Records from a data source
--------------------

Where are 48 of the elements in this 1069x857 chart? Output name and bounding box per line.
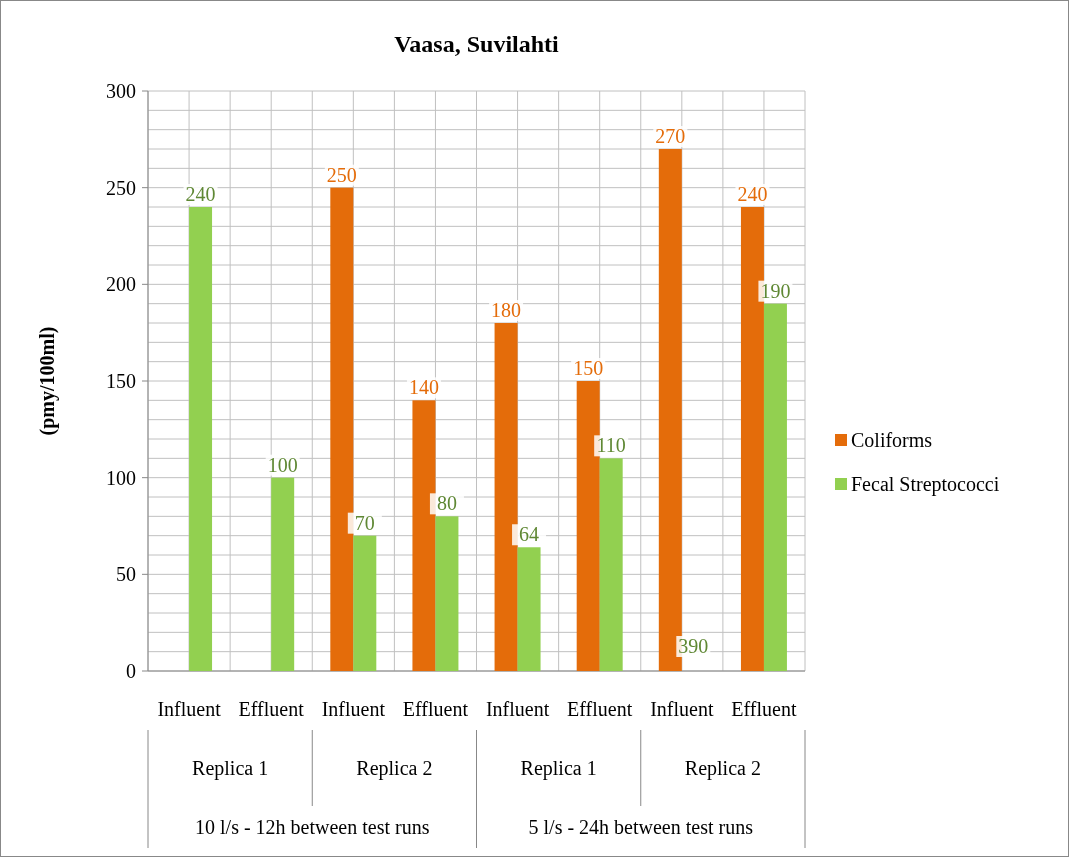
x-tick-label: Influent bbox=[157, 698, 222, 720]
y-tick-label: 100 bbox=[106, 466, 136, 489]
data-label: 270 bbox=[655, 125, 686, 147]
text: 10 l/s - 12h between test runs bbox=[195, 816, 430, 838]
data-label: 100 bbox=[267, 453, 298, 476]
y-tick-label: 250 bbox=[106, 176, 136, 199]
data-label: 150 bbox=[573, 357, 604, 379]
data-label: 140 bbox=[408, 376, 439, 399]
y-axis-title: (pmy/100ml) bbox=[36, 326, 59, 436]
text: 390 bbox=[678, 635, 709, 657]
bar bbox=[763, 303, 787, 671]
x-tick-label: Effluent bbox=[731, 698, 797, 720]
text: Replica 1 bbox=[192, 757, 269, 780]
y-tick-label: 50 bbox=[116, 563, 136, 586]
bar bbox=[271, 477, 295, 671]
bar bbox=[576, 381, 600, 671]
text: Replica 1 bbox=[520, 757, 597, 780]
data-label: 110 bbox=[596, 434, 626, 457]
y-tick-label: 200 bbox=[106, 273, 136, 296]
bar bbox=[189, 207, 213, 671]
text: Replica 2 bbox=[684, 757, 761, 780]
y-tick-label: 300 bbox=[106, 80, 136, 102]
bar bbox=[494, 323, 518, 671]
data-label: 64 bbox=[519, 523, 540, 546]
bar bbox=[599, 458, 623, 671]
x-tick-label: Effluent bbox=[402, 698, 469, 720]
data-label: 180 bbox=[491, 299, 522, 321]
data-label: 70 bbox=[354, 511, 375, 534]
data-label: 80 bbox=[436, 492, 457, 515]
data-label: 190 bbox=[760, 279, 791, 302]
y-tick-label: 0 bbox=[126, 660, 136, 682]
legend-label: Fecal Streptococci bbox=[851, 473, 1000, 496]
data-label: 240 bbox=[185, 183, 216, 205]
text: 5 l/s - 24h between test runs bbox=[528, 816, 754, 838]
data-label: 250 bbox=[326, 163, 357, 186]
x-tick-label: Influent bbox=[321, 698, 386, 720]
bar bbox=[740, 207, 764, 671]
x-tick-label: Influent bbox=[485, 698, 550, 720]
chart-title: Vaasa, Suvilahti bbox=[394, 31, 560, 57]
y-tick-label: 150 bbox=[106, 370, 136, 392]
data-label: 240 bbox=[737, 183, 768, 205]
x-tick-label: Effluent bbox=[567, 698, 633, 720]
x-tick-label: Influent bbox=[650, 698, 714, 720]
bar bbox=[412, 400, 436, 671]
legend-label: Coliforms bbox=[851, 429, 933, 451]
bar bbox=[330, 187, 354, 671]
x-tick-label: Effluent bbox=[238, 698, 305, 720]
text: Replica 2 bbox=[356, 757, 433, 780]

--------------------

### Given request:
Set down every line of the rows above verbatim, leaving out the picture.

### Task output:
Where are 48 of the elements in this 1069x857 chart? Output name and bounding box per line.
x-tick-label: Influent bbox=[157, 698, 222, 720]
y-tick-label: 100 bbox=[106, 466, 136, 489]
data-label: 270 bbox=[655, 125, 686, 147]
text: 10 l/s - 12h between test runs bbox=[195, 816, 430, 838]
data-label: 100 bbox=[267, 453, 298, 476]
y-tick-label: 250 bbox=[106, 176, 136, 199]
data-label: 150 bbox=[573, 357, 604, 379]
data-label: 140 bbox=[408, 376, 439, 399]
y-axis-title: (pmy/100ml) bbox=[36, 326, 59, 436]
text: 390 bbox=[678, 635, 709, 657]
bar bbox=[763, 303, 787, 671]
x-tick-label: Effluent bbox=[731, 698, 797, 720]
text: Replica 1 bbox=[192, 757, 269, 780]
y-tick-label: 50 bbox=[116, 563, 136, 586]
bar bbox=[271, 477, 295, 671]
bar bbox=[576, 381, 600, 671]
text: Replica 1 bbox=[520, 757, 597, 780]
data-label: 110 bbox=[596, 434, 626, 457]
y-tick-label: 200 bbox=[106, 273, 136, 296]
bar bbox=[189, 207, 213, 671]
text: Replica 2 bbox=[684, 757, 761, 780]
y-tick-label: 300 bbox=[106, 80, 136, 102]
bar bbox=[494, 323, 518, 671]
data-label: 64 bbox=[519, 523, 540, 546]
bar bbox=[599, 458, 623, 671]
x-tick-label: Effluent bbox=[402, 698, 469, 720]
data-label: 180 bbox=[491, 299, 522, 321]
data-label: 70 bbox=[354, 511, 375, 534]
data-label: 80 bbox=[436, 492, 457, 515]
data-label: 190 bbox=[760, 279, 791, 302]
y-tick-label: 0 bbox=[126, 660, 136, 682]
legend-label: Fecal Streptococci bbox=[851, 473, 1000, 496]
data-label: 240 bbox=[185, 183, 216, 205]
text: 5 l/s - 24h between test runs bbox=[528, 816, 754, 838]
data-label: 250 bbox=[326, 163, 357, 186]
x-tick-label: Influent bbox=[321, 698, 386, 720]
bar bbox=[740, 207, 764, 671]
x-tick-label: Influent bbox=[485, 698, 550, 720]
chart-title: Vaasa, Suvilahti bbox=[394, 31, 560, 57]
y-tick-label: 150 bbox=[106, 370, 136, 392]
data-label: 240 bbox=[737, 183, 768, 205]
x-tick-label: Effluent bbox=[567, 698, 633, 720]
x-tick-label: Influent bbox=[650, 698, 714, 720]
bar bbox=[412, 400, 436, 671]
legend-label: Coliforms bbox=[851, 429, 933, 451]
bar bbox=[330, 187, 354, 671]
x-tick-label: Effluent bbox=[238, 698, 305, 720]
text: Replica 2 bbox=[356, 757, 433, 780]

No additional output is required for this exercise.